- _What the exercise asks_
Restate, word for word, every line of the data.

Data items:
--- --- ---

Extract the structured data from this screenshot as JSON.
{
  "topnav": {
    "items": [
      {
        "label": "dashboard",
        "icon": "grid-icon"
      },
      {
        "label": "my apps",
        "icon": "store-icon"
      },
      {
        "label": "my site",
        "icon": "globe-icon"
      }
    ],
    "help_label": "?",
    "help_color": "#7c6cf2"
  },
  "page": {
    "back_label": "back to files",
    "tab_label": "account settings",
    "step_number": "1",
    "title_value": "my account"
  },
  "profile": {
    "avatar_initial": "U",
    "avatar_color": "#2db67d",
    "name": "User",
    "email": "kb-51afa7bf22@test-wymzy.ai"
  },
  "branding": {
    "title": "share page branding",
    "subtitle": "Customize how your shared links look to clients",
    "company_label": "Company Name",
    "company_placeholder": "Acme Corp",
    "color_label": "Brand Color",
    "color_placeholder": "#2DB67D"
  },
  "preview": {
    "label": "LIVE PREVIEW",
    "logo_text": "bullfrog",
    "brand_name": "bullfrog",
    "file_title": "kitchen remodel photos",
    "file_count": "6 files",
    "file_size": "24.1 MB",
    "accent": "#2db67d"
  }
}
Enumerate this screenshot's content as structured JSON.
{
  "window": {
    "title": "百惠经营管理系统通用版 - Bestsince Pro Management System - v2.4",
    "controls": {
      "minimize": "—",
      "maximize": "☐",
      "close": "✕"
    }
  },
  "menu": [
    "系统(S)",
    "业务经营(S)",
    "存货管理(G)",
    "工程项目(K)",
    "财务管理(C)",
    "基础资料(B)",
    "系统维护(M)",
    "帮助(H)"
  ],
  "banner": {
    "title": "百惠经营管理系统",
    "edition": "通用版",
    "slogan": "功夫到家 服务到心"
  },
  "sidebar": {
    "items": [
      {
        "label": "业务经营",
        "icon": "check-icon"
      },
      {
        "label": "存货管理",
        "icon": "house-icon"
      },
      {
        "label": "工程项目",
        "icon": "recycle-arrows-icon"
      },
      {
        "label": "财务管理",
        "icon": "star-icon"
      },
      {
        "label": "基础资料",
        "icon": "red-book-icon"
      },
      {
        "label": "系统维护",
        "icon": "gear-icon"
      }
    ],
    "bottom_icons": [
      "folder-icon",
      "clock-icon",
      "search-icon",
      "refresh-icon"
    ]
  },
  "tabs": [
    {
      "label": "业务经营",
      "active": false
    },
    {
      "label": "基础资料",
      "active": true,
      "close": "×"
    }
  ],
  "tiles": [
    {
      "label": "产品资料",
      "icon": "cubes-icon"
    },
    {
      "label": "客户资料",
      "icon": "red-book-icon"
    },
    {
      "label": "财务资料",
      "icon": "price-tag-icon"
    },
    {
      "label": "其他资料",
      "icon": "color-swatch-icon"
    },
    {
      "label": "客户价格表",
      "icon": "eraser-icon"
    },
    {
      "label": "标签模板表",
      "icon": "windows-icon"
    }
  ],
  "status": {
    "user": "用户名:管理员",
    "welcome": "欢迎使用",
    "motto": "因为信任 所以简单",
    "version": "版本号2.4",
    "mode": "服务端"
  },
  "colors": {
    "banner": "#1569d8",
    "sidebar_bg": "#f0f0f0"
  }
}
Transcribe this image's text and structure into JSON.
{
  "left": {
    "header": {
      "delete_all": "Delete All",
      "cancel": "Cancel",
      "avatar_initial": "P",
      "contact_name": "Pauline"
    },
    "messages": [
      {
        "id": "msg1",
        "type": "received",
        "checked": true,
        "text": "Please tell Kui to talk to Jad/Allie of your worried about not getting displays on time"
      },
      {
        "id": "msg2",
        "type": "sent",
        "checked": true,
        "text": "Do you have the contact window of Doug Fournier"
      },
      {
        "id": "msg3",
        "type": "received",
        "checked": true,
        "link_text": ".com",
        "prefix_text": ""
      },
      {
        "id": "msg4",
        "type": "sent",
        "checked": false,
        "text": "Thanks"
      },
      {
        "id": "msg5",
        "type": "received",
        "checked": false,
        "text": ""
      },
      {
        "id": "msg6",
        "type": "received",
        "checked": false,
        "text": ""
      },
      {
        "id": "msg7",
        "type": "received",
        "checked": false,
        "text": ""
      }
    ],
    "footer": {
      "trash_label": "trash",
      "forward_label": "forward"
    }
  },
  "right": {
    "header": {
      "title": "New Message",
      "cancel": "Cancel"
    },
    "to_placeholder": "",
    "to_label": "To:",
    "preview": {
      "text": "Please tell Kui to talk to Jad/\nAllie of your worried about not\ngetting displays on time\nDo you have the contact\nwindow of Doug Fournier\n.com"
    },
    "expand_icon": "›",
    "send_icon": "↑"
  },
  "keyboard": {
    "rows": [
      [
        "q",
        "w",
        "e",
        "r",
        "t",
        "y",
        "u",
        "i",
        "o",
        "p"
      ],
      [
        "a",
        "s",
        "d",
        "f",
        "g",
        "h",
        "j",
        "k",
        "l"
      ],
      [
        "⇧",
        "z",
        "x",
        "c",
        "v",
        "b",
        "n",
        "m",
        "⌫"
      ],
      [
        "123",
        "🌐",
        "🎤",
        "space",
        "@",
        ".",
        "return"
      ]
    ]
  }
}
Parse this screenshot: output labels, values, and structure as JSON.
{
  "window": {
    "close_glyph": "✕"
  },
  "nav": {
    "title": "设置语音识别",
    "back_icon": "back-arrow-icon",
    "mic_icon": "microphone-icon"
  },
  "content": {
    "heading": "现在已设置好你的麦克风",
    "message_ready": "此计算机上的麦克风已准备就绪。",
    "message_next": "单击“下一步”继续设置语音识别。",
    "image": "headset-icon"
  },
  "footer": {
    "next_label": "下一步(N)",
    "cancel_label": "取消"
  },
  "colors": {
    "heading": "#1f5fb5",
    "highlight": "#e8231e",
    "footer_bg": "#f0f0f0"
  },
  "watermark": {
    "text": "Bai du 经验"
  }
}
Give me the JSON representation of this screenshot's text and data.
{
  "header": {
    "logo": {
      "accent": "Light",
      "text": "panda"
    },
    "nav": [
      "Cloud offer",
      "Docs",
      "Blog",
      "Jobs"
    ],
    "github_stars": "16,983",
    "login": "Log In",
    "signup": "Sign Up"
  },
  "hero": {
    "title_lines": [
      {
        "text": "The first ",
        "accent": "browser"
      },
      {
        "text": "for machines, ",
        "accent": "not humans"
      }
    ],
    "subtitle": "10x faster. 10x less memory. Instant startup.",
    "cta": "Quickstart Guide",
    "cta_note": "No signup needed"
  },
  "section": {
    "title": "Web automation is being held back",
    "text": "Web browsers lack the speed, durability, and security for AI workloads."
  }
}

--- --- ---

- _Exercise solution_
Extract the structured data from this screenshot as JSON.
{
  "topnav": {
    "items": [
      {
        "label": "dashboard",
        "icon": "grid-icon"
      },
      {
        "label": "my apps",
        "icon": "store-icon"
      },
      {
        "label": "my site",
        "icon": "globe-icon"
      }
    ],
    "help_label": "?",
    "help_color": "#7c6cf2"
  },
  "page": {
    "back_label": "back to files",
    "tab_label": "account settings",
    "step_number": "1",
    "title_value": "my account"
  },
  "profile": {
    "avatar_initial": "U",
    "avatar_color": "#2db67d",
    "name": "User",
    "email": "kb-51afa7bf22@test-wymzy.ai"
  },
  "branding": {
    "title": "share page branding",
    "subtitle": "Customize how your shared links look to clients",
    "company_label": "Company Name",
    "company_placeholder": "Acme Corp",
    "color_label": "Brand Color",
    "color_placeholder": "#2DB67D"
  },
  "preview": {
    "label": "LIVE PREVIEW",
    "logo_text": "bullfrog",
    "brand_name": "bullfrog",
    "file_title": "kitchen remodel photos",
    "file_count": "6 files",
    "file_size": "24.1 MB",
    "accent": "#2db67d"
  }
}
Enumerate this screenshot's content as structured JSON.
{
  "window": {
    "title": "百惠经营管理系统通用版 - Bestsince Pro Management System - v2.4",
    "controls": {
      "minimize": "—",
      "maximize": "☐",
      "close": "✕"
    }
  },
  "menu": [
    "系统(S)",
    "业务经营(S)",
    "存货管理(G)",
    "工程项目(K)",
    "财务管理(C)",
    "基础资料(B)",
    "系统维护(M)",
    "帮助(H)"
  ],
  "banner": {
    "title": "百惠经营管理系统",
    "edition": "通用版",
    "slogan": "功夫到家 服务到心"
  },
  "sidebar": {
    "items": [
      {
        "label": "业务经营",
        "icon": "check-icon"
      },
      {
        "label": "存货管理",
        "icon": "house-icon"
      },
      {
        "label": "工程项目",
        "icon": "recycle-arrows-icon"
      },
      {
        "label": "财务管理",
        "icon": "star-icon"
      },
      {
        "label": "基础资料",
        "icon": "red-book-icon"
      },
      {
        "label": "系统维护",
        "icon": "gear-icon"
      }
    ],
    "bottom_icons": [
      "folder-icon",
      "clock-icon",
      "search-icon",
      "refresh-icon"
    ]
  },
  "tabs": [
    {
      "label": "业务经营",
      "active": false
    },
    {
      "label": "基础资料",
      "active": true,
      "close": "×"
    }
  ],
  "tiles": [
    {
      "label": "产品资料",
      "icon": "cubes-icon"
    },
    {
      "label": "客户资料",
      "icon": "red-book-icon"
    },
    {
      "label": "财务资料",
      "icon": "price-tag-icon"
    },
    {
      "label": "其他资料",
      "icon": "color-swatch-icon"
    },
    {
      "label": "客户价格表",
      "icon": "eraser-icon"
    },
    {
      "label": "标签模板表",
      "icon": "windows-icon"
    }
  ],
  "status": {
    "user": "用户名:管理员",
    "welcome": "欢迎使用",
    "motto": "因为信任 所以简单",
    "version": "版本号2.4",
    "mode": "服务端"
  },
  "colors": {
    "banner": "#1569d8",
    "sidebar_bg": "#f0f0f0"
  }
}
Transcribe this image's text and structure into JSON.
{
  "left": {
    "header": {
      "delete_all": "Delete All",
      "cancel": "Cancel",
      "avatar_initial": "P",
      "contact_name": "Pauline"
    },
    "messages": [
      {
        "id": "msg1",
        "type": "received",
        "checked": true,
        "text": "Please tell Kui to talk to Jad/Allie of your worried about not getting displays on time"
      },
      {
        "id": "msg2",
        "type": "sent",
        "checked": true,
        "text": "Do you have the contact window of Doug Fournier"
      },
      {
        "id": "msg3",
        "type": "received",
        "checked": true,
        "link_text": ".com",
        "prefix_text": ""
      },
      {
        "id": "msg4",
        "type": "sent",
        "checked": false,
        "text": "Thanks"
      },
      {
        "id": "msg5",
        "type": "received",
        "checked": false,
        "text": ""
      },
      {
        "id": "msg6",
        "type": "received",
        "checked": false,
        "text": ""
      },
      {
        "id": "msg7",
        "type": "received",
        "checked": false,
        "text": ""
      }
    ],
    "footer": {
      "trash_label": "trash",
      "forward_label": "forward"
    }
  },
  "right": {
    "header": {
      "title": "New Message",
      "cancel": "Cancel"
    },
    "to_placeholder": "",
    "to_label": "To:",
    "preview": {
      "text": "Please tell Kui to talk to Jad/\nAllie of your worried about not\ngetting displays on time\nDo you have the contact\nwindow of Doug Fournier\n.com"
    },
    "expand_icon": "›",
    "send_icon": "↑"
  },
  "keyboard": {
    "rows": [
      [
        "q",
        "w",
        "e",
        "r",
        "t",
        "y",
        "u",
        "i",
        "o",
        "p"
      ],
      [
        "a",
        "s",
        "d",
        "f",
        "g",
        "h",
        "j",
        "k",
        "l"
      ],
      [
        "⇧",
        "z",
        "x",
        "c",
        "v",
        "b",
        "n",
        "m",
        "⌫"
      ],
      [
        "123",
        "🌐",
        "🎤",
        "space",
        "@",
        ".",
        "return"
      ]
    ]
  }
}
Parse this screenshot: output labels, values, and structure as JSON.
{
  "window": {
    "close_glyph": "✕"
  },
  "nav": {
    "title": "设置语音识别",
    "back_icon": "back-arrow-icon",
    "mic_icon": "microphone-icon"
  },
  "content": {
    "heading": "现在已设置好你的麦克风",
    "message_ready": "此计算机上的麦克风已准备就绪。",
    "message_next": "单击“下一步”继续设置语音识别。",
    "image": "headset-icon"
  },
  "footer": {
    "next_label": "下一步(N)",
    "cancel_label": "取消"
  },
  "colors": {
    "heading": "#1f5fb5",
    "highlight": "#e8231e",
    "footer_bg": "#f0f0f0"
  },
  "watermark": {
    "text": "Bai du 经验"
  }
}
Give me the JSON representation of this screenshot's text and data.
{
  "header": {
    "logo": {
      "accent": "Light",
      "text": "panda"
    },
    "nav": [
      "Cloud offer",
      "Docs",
      "Blog",
      "Jobs"
    ],
    "github_stars": "16,983",
    "login": "Log In",
    "signup": "Sign Up"
  },
  "hero": {
    "title_lines": [
      {
        "text": "The first ",
        "accent": "browser"
      },
      {
        "text": "for machines, ",
        "accent": "not humans"
      }
    ],
    "subtitle": "10x faster. 10x less memory. Instant startup.",
    "cta": "Quickstart Guide",
    "cta_note": "No signup needed"
  },
  "section": {
    "title": "Web automation is being held back",
    "text": "Web browsers lack the speed, durability, and security for AI workloads."
  }
}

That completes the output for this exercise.